== YOUR INSTRUCTIONS ==
Reproduce the records that follow in full, excluding any picture they contain.

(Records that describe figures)
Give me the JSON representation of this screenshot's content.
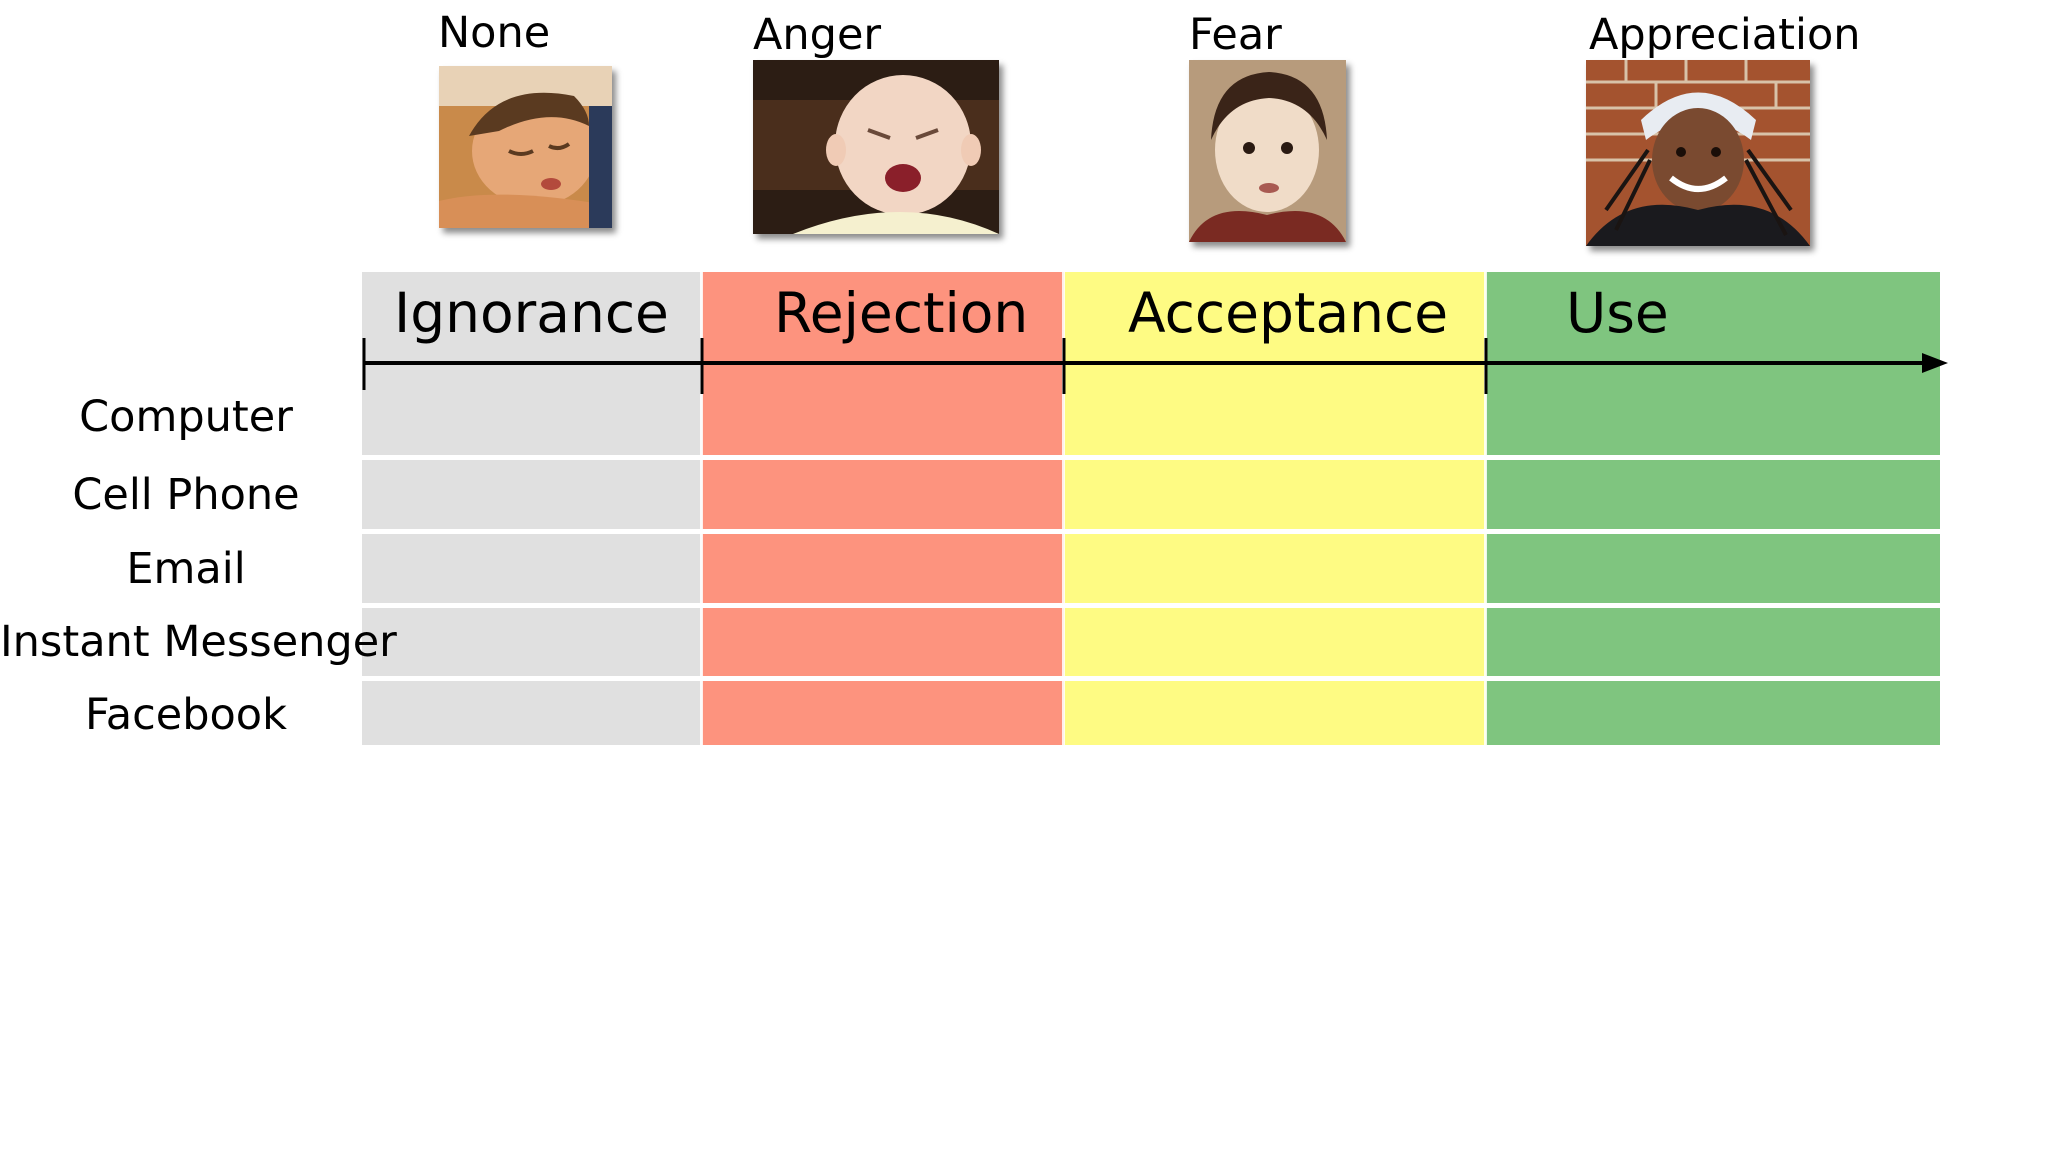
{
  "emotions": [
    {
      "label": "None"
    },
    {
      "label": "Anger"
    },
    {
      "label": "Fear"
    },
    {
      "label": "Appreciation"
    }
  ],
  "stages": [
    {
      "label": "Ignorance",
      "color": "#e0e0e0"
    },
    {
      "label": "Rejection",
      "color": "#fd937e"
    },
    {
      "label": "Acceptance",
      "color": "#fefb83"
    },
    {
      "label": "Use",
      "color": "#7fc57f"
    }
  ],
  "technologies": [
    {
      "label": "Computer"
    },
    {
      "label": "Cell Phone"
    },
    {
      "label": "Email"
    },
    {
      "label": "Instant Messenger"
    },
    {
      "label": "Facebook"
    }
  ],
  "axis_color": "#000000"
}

== OUTPUT FOR THIS EXERCISE ==
Give me the JSON representation of this screenshot's content.
{
  "emotions": [
    {
      "label": "None"
    },
    {
      "label": "Anger"
    },
    {
      "label": "Fear"
    },
    {
      "label": "Appreciation"
    }
  ],
  "stages": [
    {
      "label": "Ignorance",
      "color": "#e0e0e0"
    },
    {
      "label": "Rejection",
      "color": "#fd937e"
    },
    {
      "label": "Acceptance",
      "color": "#fefb83"
    },
    {
      "label": "Use",
      "color": "#7fc57f"
    }
  ],
  "technologies": [
    {
      "label": "Computer"
    },
    {
      "label": "Cell Phone"
    },
    {
      "label": "Email"
    },
    {
      "label": "Instant Messenger"
    },
    {
      "label": "Facebook"
    }
  ],
  "axis_color": "#000000"
}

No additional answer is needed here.